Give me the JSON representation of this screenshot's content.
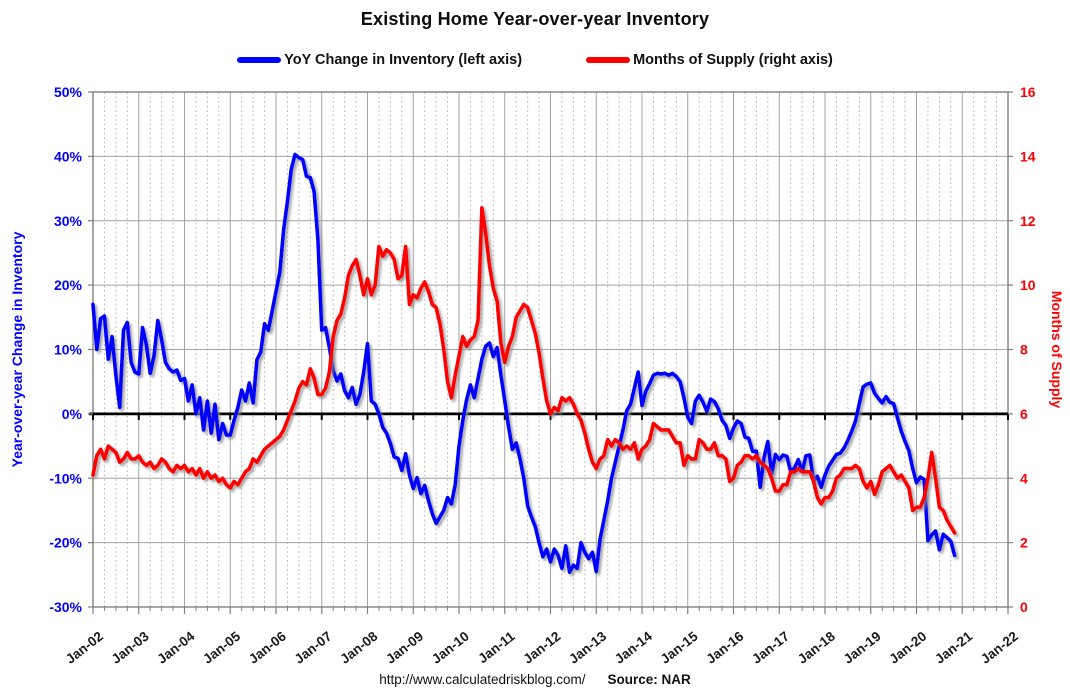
{
  "title": "Existing Home Year-over-year Inventory",
  "legend": [
    {
      "label": "YoY Change in Inventory (left axis)",
      "color": "#0000ff"
    },
    {
      "label": "Months of Supply (right axis)",
      "color": "#ff0000"
    }
  ],
  "footer": {
    "url": "http://www.calculatedriskblog.com/",
    "source": "Source: NAR"
  },
  "colors": {
    "yoy_line": "#0000ff",
    "supply_line": "#ff0000",
    "grid_major": "#a3a3a3",
    "grid_minor": "#bfbfbf",
    "plot_border": "#7f7f7f",
    "zero_line": "#000000",
    "x_tick_label": "#1a1a1a"
  },
  "chart_data": {
    "type": "line",
    "title": "Existing Home Year-over-year Inventory",
    "frequency": "monthly",
    "start": "2002-01",
    "end": "2020-11",
    "x_start_year": 2002,
    "x_end_year": 2022,
    "x_tick_labels": [
      "Jan-02",
      "Jan-03",
      "Jan-04",
      "Jan-05",
      "Jan-06",
      "Jan-07",
      "Jan-08",
      "Jan-09",
      "Jan-10",
      "Jan-11",
      "Jan-12",
      "Jan-13",
      "Jan-14",
      "Jan-15",
      "Jan-16",
      "Jan-17",
      "Jan-18",
      "Jan-19",
      "Jan-20",
      "Jan-21",
      "Jan-22"
    ],
    "grid": true,
    "legend_position": "top-center",
    "left_axis": {
      "label": "Year-over-year Change in Inventory",
      "color": "#0000ff",
      "min": -30,
      "max": 50,
      "tick_values": [
        50,
        40,
        30,
        20,
        10,
        0,
        -10,
        -20,
        -30
      ],
      "tick_labels": [
        "50%",
        "40%",
        "30%",
        "20%",
        "10%",
        "0%",
        "-10%",
        "-20%",
        "-30%"
      ]
    },
    "right_axis": {
      "label": "Months of Supply",
      "color": "#ff0000",
      "min": 0,
      "max": 16,
      "tick_values": [
        16,
        14,
        12,
        10,
        8,
        6,
        4,
        2,
        0
      ],
      "tick_labels": [
        "16",
        "14",
        "12",
        "10",
        "8",
        "6",
        "4",
        "2",
        "0"
      ]
    },
    "zero_reference": {
      "left_value": 0,
      "right_value": 6
    },
    "series": [
      {
        "name": "YoY Change in Inventory (left axis)",
        "axis": "left",
        "unit": "%",
        "color": "#0000ff",
        "values": [
          17.0,
          10.0,
          14.8,
          15.2,
          8.5,
          12.0,
          6.0,
          1.0,
          13.0,
          14.2,
          8.0,
          6.5,
          6.2,
          13.4,
          10.7,
          6.3,
          9.0,
          14.5,
          11.5,
          8.0,
          7.0,
          6.5,
          6.8,
          5.2,
          5.5,
          2.0,
          4.5,
          0.0,
          2.5,
          -2.5,
          2.0,
          -3.0,
          1.5,
          -4.0,
          -1.5,
          -3.3,
          -3.3,
          -1.0,
          1.0,
          3.7,
          2.0,
          4.8,
          1.7,
          8.4,
          9.6,
          14.0,
          13.0,
          16.0,
          19.0,
          22.0,
          28.6,
          33.0,
          38.0,
          40.3,
          39.8,
          39.5,
          36.9,
          36.7,
          34.5,
          27.0,
          13.0,
          13.4,
          10.3,
          6.7,
          5.1,
          6.2,
          3.6,
          2.5,
          4.1,
          1.5,
          3.0,
          6.5,
          10.9,
          2.0,
          1.5,
          0.0,
          -2.1,
          -3.0,
          -4.6,
          -6.7,
          -6.9,
          -8.8,
          -6.2,
          -9.5,
          -11.6,
          -9.9,
          -12.4,
          -11.1,
          -13.5,
          -15.5,
          -17.0,
          -16.0,
          -15.0,
          -13.0,
          -14.0,
          -11.0,
          -5.0,
          -1.0,
          2.2,
          4.5,
          2.5,
          5.5,
          8.5,
          10.5,
          11.0,
          8.9,
          10.3,
          6.0,
          2.0,
          -2.0,
          -5.5,
          -4.5,
          -7.0,
          -10.0,
          -14.3,
          -16.0,
          -17.5,
          -20.0,
          -22.2,
          -21.0,
          -23.0,
          -21.0,
          -22.0,
          -24.0,
          -20.5,
          -24.6,
          -23.5,
          -24.0,
          -20.0,
          -21.5,
          -22.5,
          -21.5,
          -24.5,
          -19.5,
          -16.5,
          -13.5,
          -10.0,
          -7.5,
          -5.0,
          -2.5,
          0.5,
          1.5,
          4.0,
          6.5,
          1.3,
          3.5,
          4.7,
          6.0,
          6.3,
          6.2,
          6.3,
          6.0,
          6.3,
          5.8,
          5.0,
          2.5,
          -0.5,
          -1.5,
          2.0,
          2.9,
          1.8,
          0.4,
          2.3,
          1.9,
          0.8,
          -1.0,
          -1.8,
          -3.8,
          -2.2,
          -1.1,
          -1.5,
          -3.6,
          -3.8,
          -5.8,
          -5.8,
          -11.4,
          -6.8,
          -4.3,
          -9.3,
          -6.3,
          -7.1,
          -6.4,
          -6.6,
          -9.0,
          -8.4,
          -7.1,
          -9.0,
          -6.5,
          -6.4,
          -10.4,
          -9.7,
          -11.4,
          -9.5,
          -8.1,
          -7.2,
          -6.3,
          -6.1,
          -5.3,
          -4.1,
          -2.7,
          -1.1,
          1.6,
          4.2,
          4.6,
          4.8,
          3.2,
          2.4,
          1.7,
          2.7,
          1.8,
          1.6,
          -0.6,
          -2.7,
          -4.3,
          -5.7,
          -8.5,
          -10.7,
          -9.8,
          -10.2,
          -19.7,
          -18.8,
          -18.2,
          -21.1,
          -18.7,
          -19.2,
          -19.8,
          -22.0
        ]
      },
      {
        "name": "Months of Supply (right axis)",
        "axis": "right",
        "unit": "months",
        "color": "#ff0000",
        "values": [
          4.1,
          4.7,
          4.9,
          4.6,
          5.0,
          4.9,
          4.8,
          4.5,
          4.6,
          4.8,
          4.6,
          4.6,
          4.7,
          4.5,
          4.4,
          4.5,
          4.3,
          4.4,
          4.6,
          4.5,
          4.3,
          4.2,
          4.4,
          4.3,
          4.4,
          4.2,
          4.3,
          4.1,
          4.3,
          4.0,
          4.2,
          4.0,
          4.1,
          3.9,
          4.0,
          3.8,
          3.7,
          3.9,
          3.8,
          4.0,
          4.2,
          4.3,
          4.6,
          4.5,
          4.7,
          4.9,
          5.0,
          5.1,
          5.2,
          5.3,
          5.5,
          5.8,
          6.1,
          6.4,
          6.8,
          7.0,
          6.9,
          7.4,
          7.1,
          6.6,
          6.6,
          6.8,
          7.3,
          8.4,
          8.9,
          9.1,
          9.6,
          10.3,
          10.6,
          10.8,
          10.3,
          9.7,
          10.2,
          9.7,
          10.0,
          11.2,
          10.9,
          11.1,
          11.0,
          10.8,
          10.2,
          10.3,
          11.2,
          9.4,
          9.7,
          9.6,
          9.9,
          10.1,
          9.8,
          9.4,
          9.3,
          8.8,
          8.0,
          7.0,
          6.5,
          7.2,
          7.8,
          8.4,
          8.1,
          8.3,
          8.4,
          8.9,
          12.4,
          11.6,
          10.6,
          9.9,
          9.5,
          8.2,
          7.6,
          8.1,
          8.4,
          9.0,
          9.2,
          9.4,
          9.3,
          8.9,
          8.5,
          7.9,
          7.1,
          6.4,
          6.0,
          6.2,
          6.1,
          6.5,
          6.4,
          6.5,
          6.3,
          6.0,
          5.8,
          5.4,
          4.9,
          4.5,
          4.3,
          4.6,
          4.7,
          5.2,
          5.0,
          5.2,
          5.1,
          4.9,
          5.0,
          4.9,
          5.1,
          4.6,
          4.9,
          5.0,
          5.2,
          5.7,
          5.6,
          5.5,
          5.5,
          5.5,
          5.3,
          5.1,
          5.1,
          4.4,
          4.7,
          4.6,
          4.6,
          5.2,
          5.1,
          4.9,
          4.9,
          5.1,
          4.7,
          4.7,
          4.6,
          3.9,
          4.0,
          4.4,
          4.5,
          4.7,
          4.7,
          4.6,
          4.7,
          4.5,
          4.4,
          4.3,
          4.0,
          3.6,
          3.6,
          3.8,
          3.8,
          4.2,
          4.2,
          4.3,
          4.2,
          4.2,
          4.2,
          3.9,
          3.4,
          3.2,
          3.4,
          3.4,
          3.6,
          4.0,
          4.1,
          4.3,
          4.3,
          4.3,
          4.4,
          4.3,
          3.9,
          3.7,
          3.9,
          3.5,
          3.8,
          4.2,
          4.3,
          4.4,
          4.2,
          4.0,
          4.1,
          3.9,
          3.7,
          3.0,
          3.1,
          3.1,
          3.4,
          4.0,
          4.8,
          4.0,
          3.1,
          3.0,
          2.7,
          2.5,
          2.3
        ]
      }
    ]
  }
}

==========

### Task instructions
State only the count of lines above that hold the string "title".

### Solved problem
2